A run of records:
######

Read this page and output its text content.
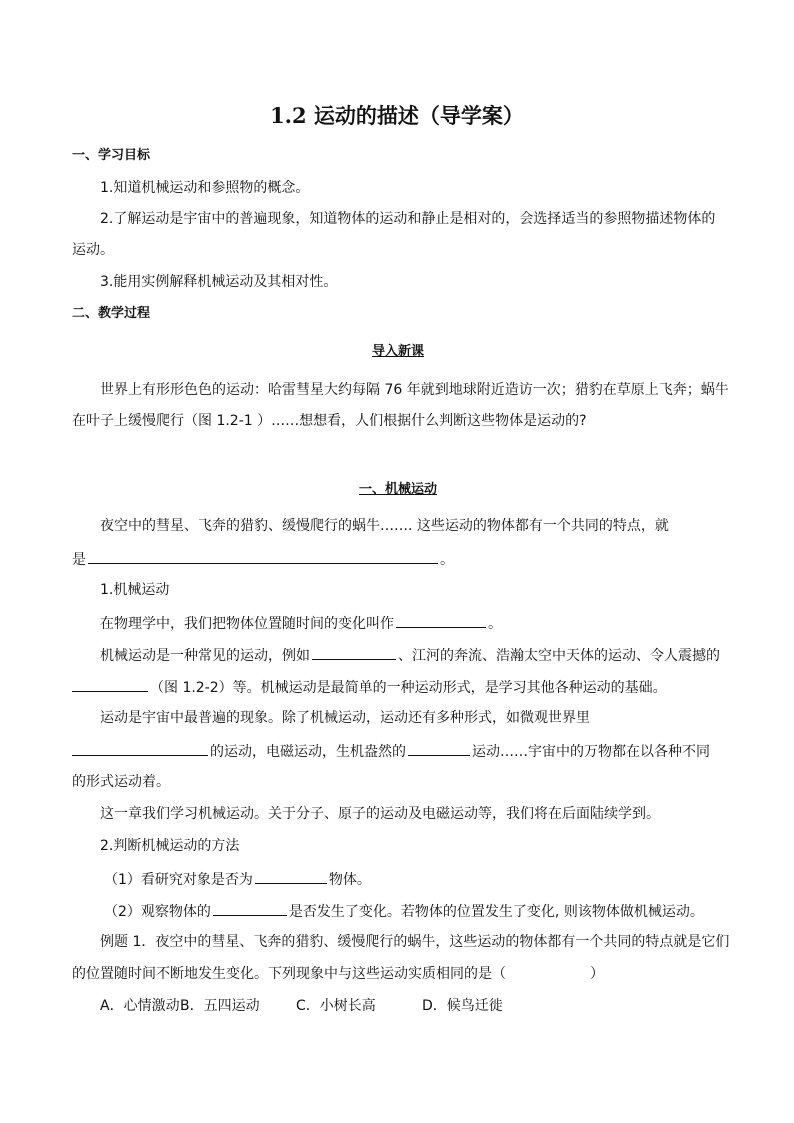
1.2 运动的描述（导学案）
一、学习目标
1.知道机械运动和参照物的概念。
2.了解运动是宇宙中的普遍现象，知道物体的运动和静止是相对的，会选择适当的参照物描述物体的
运动。
3.能用实例解释机械运动及其相对性。
二、教学过程
导入新课
世界上有形形色色的运动：哈雷彗星大约每隔 76 年就到地球附近造访一次；猎豹在草原上飞奔；蜗牛
在叶子上缓慢爬行（图 1.2-1 ）……想想看，人们根据什么判断这些物体是运动的?
一、机械运动
夜空中的彗星、飞奔的猎豹、缓慢爬行的蜗牛……. 这些运动的物体都有一个共同的特点，就
是	。
1.机械运动
在物理学中，我们把物体位置随时间的变化叫作	。
机械运动是一种常见的运动，例如	、江河的奔流、浩瀚太空中天体的运动、令人震撼的
（图 1.2-2）等。机械运动是最简单的一种运动形式，是学习其他各种运动的基础。
运动是宇宙中最普遍的现象。除了机械运动，运动还有多种形式，如微观世界里
的运动，电磁运动，生机盎然的	运动……宇宙中的万物都在以各种不同
的形式运动着。
这一章我们学习机械运动。关于分子、原子的运动及电磁运动等，我们将在后面陆续学到。
2.判断机械运动的方法
（1）看研究对象是否为	物体。
（2）观察物体的	是否发生了变化。若物体的位置发生了变化, 则该物体做机械运动。
例题 1．夜空中的彗星、飞奔的猎豹、缓慢爬行的蜗牛，这些运动的物体都有一个共同的特点就是它们
的位置随时间不断地发生变化。下列现象中与这些运动实质相同的是（　　　　　　）
A．心情激动B．五四运动	C．小树长高	D．候鸟迁徙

######

**Direction**: Take the entries shown above and quote them verbatim, passing over the pictures.

**Answer for the task**:
Read this page and output its text content.
1.2 运动的描述（导学案）
一、学习目标
1.知道机械运动和参照物的概念。
2.了解运动是宇宙中的普遍现象，知道物体的运动和静止是相对的，会选择适当的参照物描述物体的
运动。
3.能用实例解释机械运动及其相对性。
二、教学过程
导入新课
世界上有形形色色的运动：哈雷彗星大约每隔 76 年就到地球附近造访一次；猎豹在草原上飞奔；蜗牛
在叶子上缓慢爬行（图 1.2-1 ）……想想看，人们根据什么判断这些物体是运动的?
一、机械运动
夜空中的彗星、飞奔的猎豹、缓慢爬行的蜗牛……. 这些运动的物体都有一个共同的特点，就
是	。
1.机械运动
在物理学中，我们把物体位置随时间的变化叫作	。
机械运动是一种常见的运动，例如	、江河的奔流、浩瀚太空中天体的运动、令人震撼的
（图 1.2-2）等。机械运动是最简单的一种运动形式，是学习其他各种运动的基础。
运动是宇宙中最普遍的现象。除了机械运动，运动还有多种形式，如微观世界里
的运动，电磁运动，生机盎然的	运动……宇宙中的万物都在以各种不同
的形式运动着。
这一章我们学习机械运动。关于分子、原子的运动及电磁运动等，我们将在后面陆续学到。
2.判断机械运动的方法
（1）看研究对象是否为	物体。
（2）观察物体的	是否发生了变化。若物体的位置发生了变化, 则该物体做机械运动。
例题 1．夜空中的彗星、飞奔的猎豹、缓慢爬行的蜗牛，这些运动的物体都有一个共同的特点就是它们
的位置随时间不断地发生变化。下列现象中与这些运动实质相同的是（　　　　　　）
A．心情激动B．五四运动	C．小树长高	D．候鸟迁徙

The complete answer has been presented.